### Element and region listings:
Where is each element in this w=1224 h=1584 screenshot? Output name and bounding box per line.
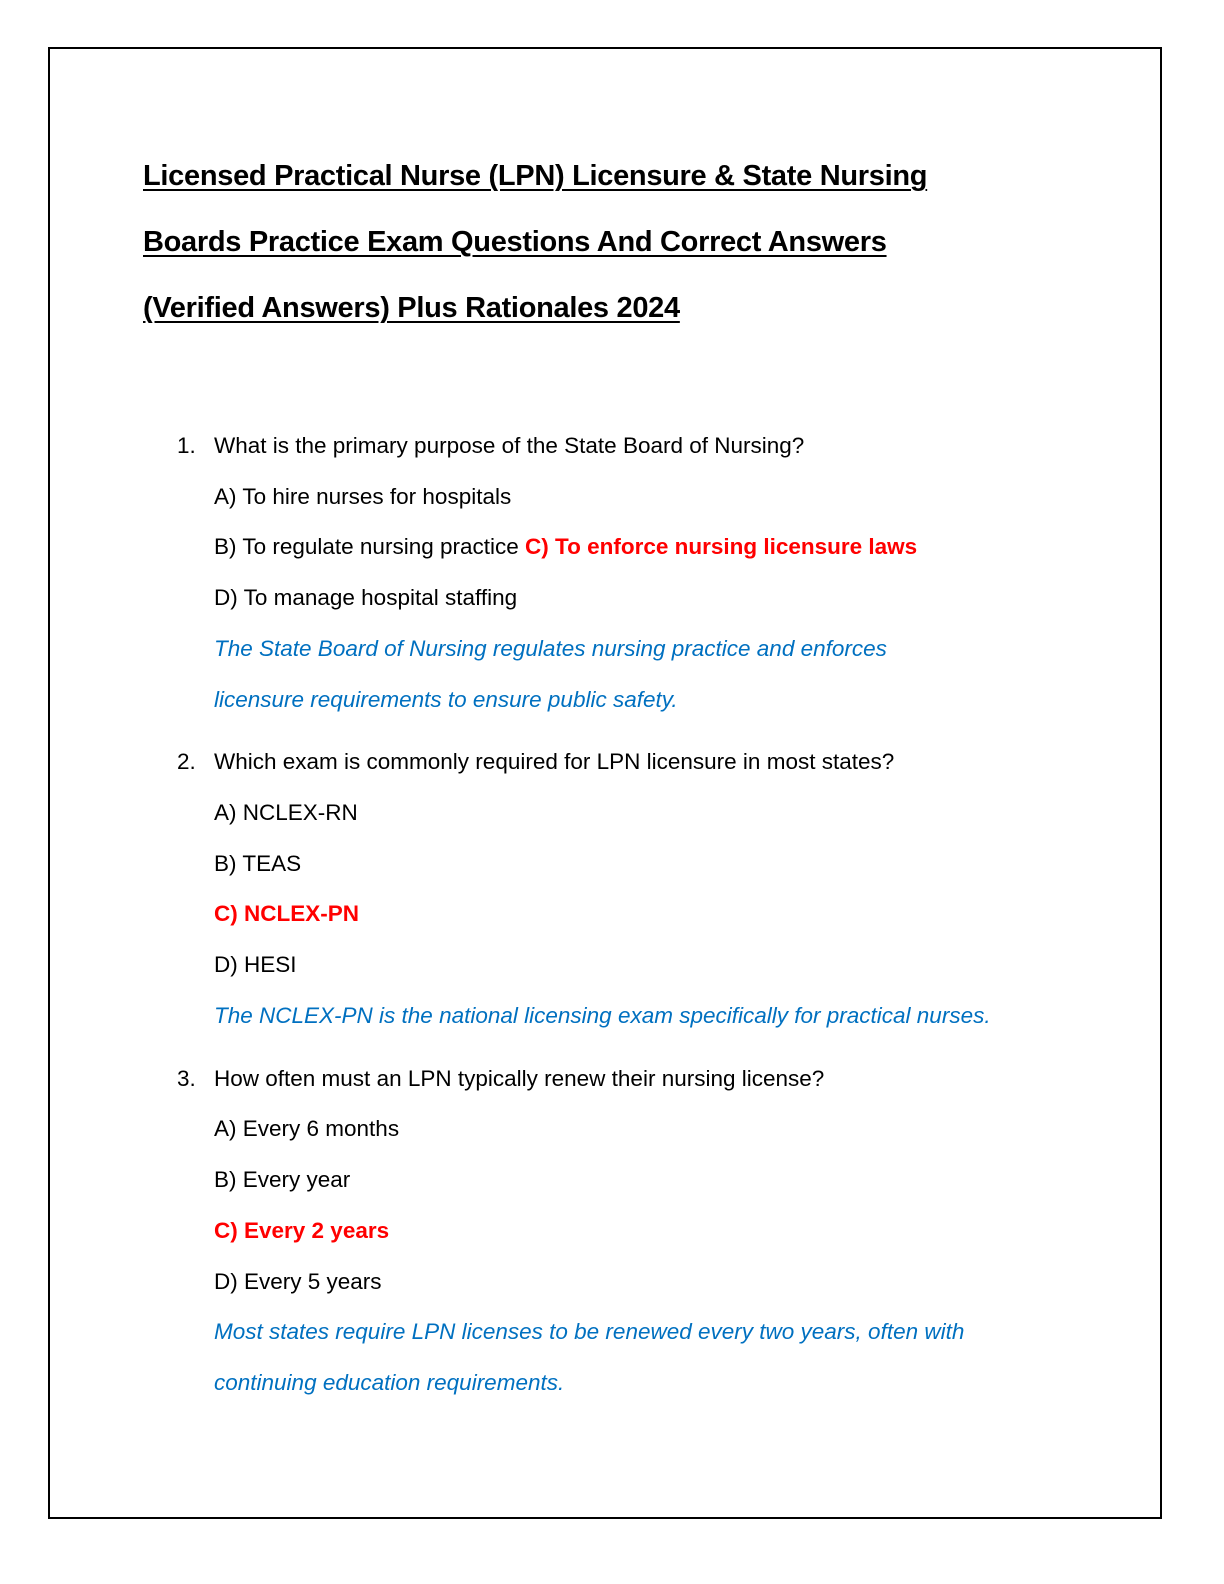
option-a: A) NCLEX-RN [214,800,358,825]
rationale-line-2: licensure requirements to ensure public safety. [214,687,678,712]
option-c-correct: C) Every 2 years [214,1218,390,1243]
question-number: 3. [177,1066,196,1091]
document-title [143,143,1043,341]
question-text: Which exam is commonly required for LPN licensure in most states? [214,749,895,774]
rationale-line-1: The State Board of Nursing regulates nursing practice and enforces [214,636,887,661]
title-line-3: (Verified Answers) Plus Rationales 2024 [143,292,680,324]
option-b: B) To regulate nursing practice [214,534,519,559]
question-number: 2. [177,749,196,774]
rationale-line-1: The NCLEX-PN is the national licensing exam specifically for practical nurses. [214,1003,991,1028]
option-a: A) To hire nurses for hospitals [214,484,512,509]
option-b: B) TEAS [214,851,302,876]
question-number: 1. [177,433,196,458]
rationale-line-2: continuing education requirements. [214,1370,565,1395]
title-line-1: Licensed Practical Nurse (LPN) Licensure & State Nursing [143,160,928,192]
option-b: B) Every year [214,1167,351,1192]
option-d: D) Every 5 years [214,1269,382,1294]
option-b-c-line [214,532,917,562]
rationale-line-1: Most states require LPN licenses to be renewed every two years, often with [214,1319,965,1344]
option-d: D) To manage hospital staffing [214,585,518,610]
title-line-2: Boards Practice Exam Questions And Correct Answers [143,226,887,258]
option-d: D) HESI [214,952,297,977]
question-text: How often must an LPN typically renew their nursing license? [214,1066,825,1091]
question-text: What is the primary purpose of the State Board of Nursing? [214,433,805,458]
option-c-correct: C) To enforce nursing licensure laws [525,534,918,559]
option-a: A) Every 6 months [214,1116,400,1141]
option-c-correct: C) NCLEX-PN [214,901,359,926]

### SET PROBLEM:
Arrange the entries from the line containing "option-a: A) NCLEX-RN [214,800,358,825]" through the line containing "question-text: Which exam", both ends included, as a JSON list of strings with one string per line and no blank lines.

### PROBLEM SOLUTION:
[
  "option-a: A) NCLEX-RN [214,800,358,825]",
  "rationale-line-2: licensure requirements to ensure public safety. [214,687,678,712]",
  "option-c-correct: C) Every 2 years [214,1218,390,1243]",
  "question-number: 3. [177,1066,196,1091]",
  "document-title [143,143,1043,341]",
  "question-text: Which exam is commonly required for LPN licensure in most states? [214,749,895,774]"
]